### DATA LINES
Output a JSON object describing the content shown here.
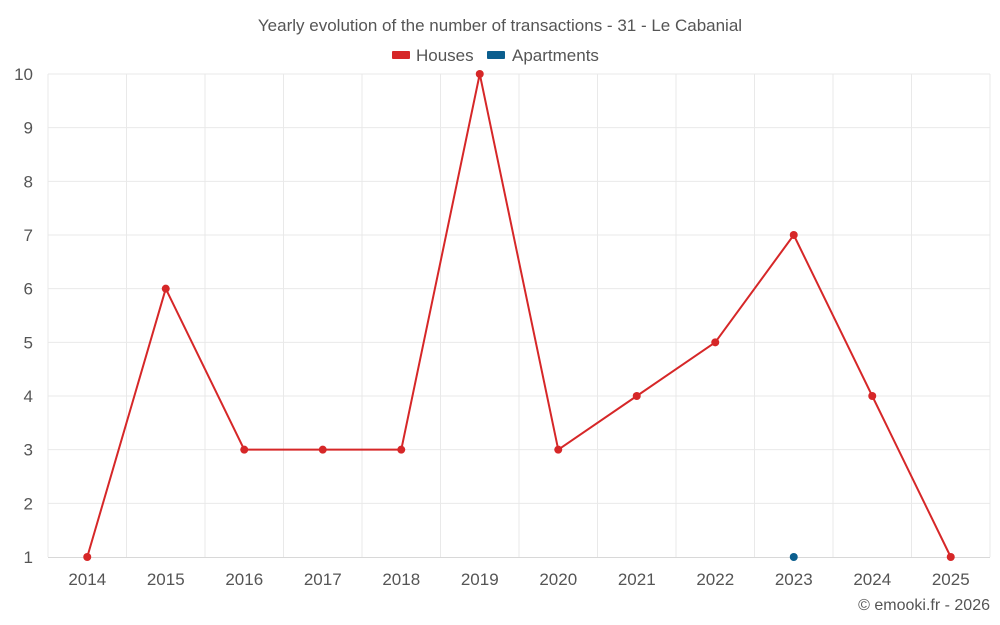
{
  "chart_data": {
    "type": "line",
    "title": "Yearly evolution of the number of transactions - 31 - Le Cabanial",
    "categories": [
      "2014",
      "2015",
      "2016",
      "2017",
      "2018",
      "2019",
      "2020",
      "2021",
      "2022",
      "2023",
      "2024",
      "2025"
    ],
    "series": [
      {
        "name": "Houses",
        "color": "#d62728",
        "values": [
          1,
          6,
          3,
          3,
          3,
          10,
          3,
          4,
          5,
          7,
          4,
          1
        ]
      },
      {
        "name": "Apartments",
        "color": "#0b5e8e",
        "values": [
          null,
          null,
          null,
          null,
          null,
          null,
          null,
          null,
          null,
          1,
          null,
          null
        ]
      }
    ],
    "y_ticks": [
      "1",
      "2",
      "3",
      "4",
      "5",
      "6",
      "7",
      "8",
      "9",
      "10"
    ],
    "ylim": [
      1,
      10
    ],
    "xlabel": "",
    "ylabel": "",
    "grid": true,
    "legend_position": "top-center",
    "credit": "© emooki.fr - 2026"
  }
}
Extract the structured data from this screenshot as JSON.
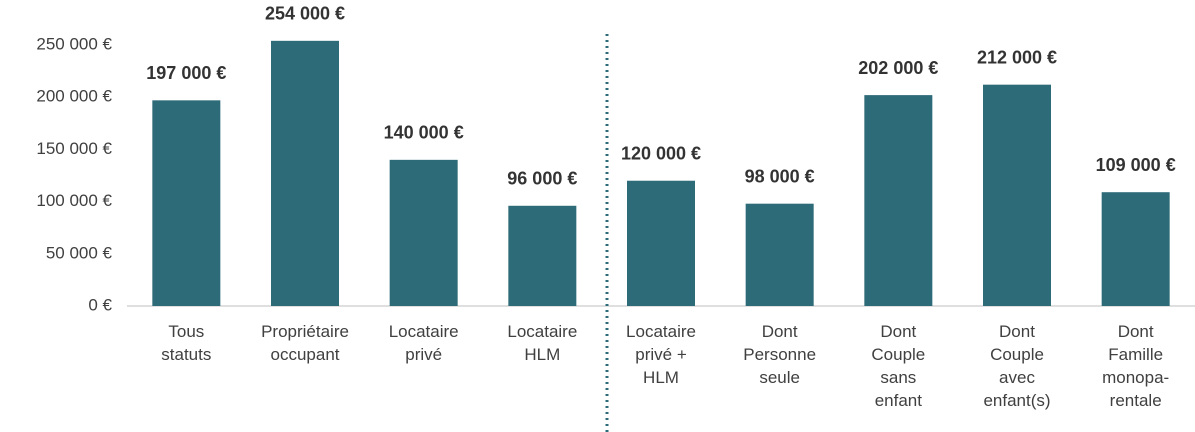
{
  "chart_data": {
    "type": "bar",
    "categories": [
      "Tous\nstatuts",
      "Propriétaire\noccupant",
      "Locataire\nprivé",
      "Locataire\nHLM",
      "Locataire\nprivé +\nHLM",
      "Dont\nPersonne\nseule",
      "Dont\nCouple\nsans\nenfant",
      "Dont\nCouple\navec\nenfant(s)",
      "Dont\nFamille\nmonopa-\nrentale"
    ],
    "values": [
      197000,
      254000,
      140000,
      96000,
      120000,
      98000,
      202000,
      212000,
      109000
    ],
    "value_labels": [
      "197 000 €",
      "254 000 €",
      "140 000 €",
      "96 000 €",
      "120 000 €",
      "98 000 €",
      "202 000 €",
      "212 000 €",
      "109 000 €"
    ],
    "color": "#2e6b78",
    "ylim": [
      0,
      250000
    ],
    "yticks": [
      {
        "value": 0,
        "label": "0 €"
      },
      {
        "value": 50000,
        "label": "50 000 €"
      },
      {
        "value": 100000,
        "label": "100 000 €"
      },
      {
        "value": 150000,
        "label": "150 000 €"
      },
      {
        "value": 200000,
        "label": "200 000 €"
      },
      {
        "value": 250000,
        "label": "250 000 €"
      }
    ],
    "grid": false
  }
}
######
Check each line of the data above for the word "color" and say how many lines have it. Give the number alone.

3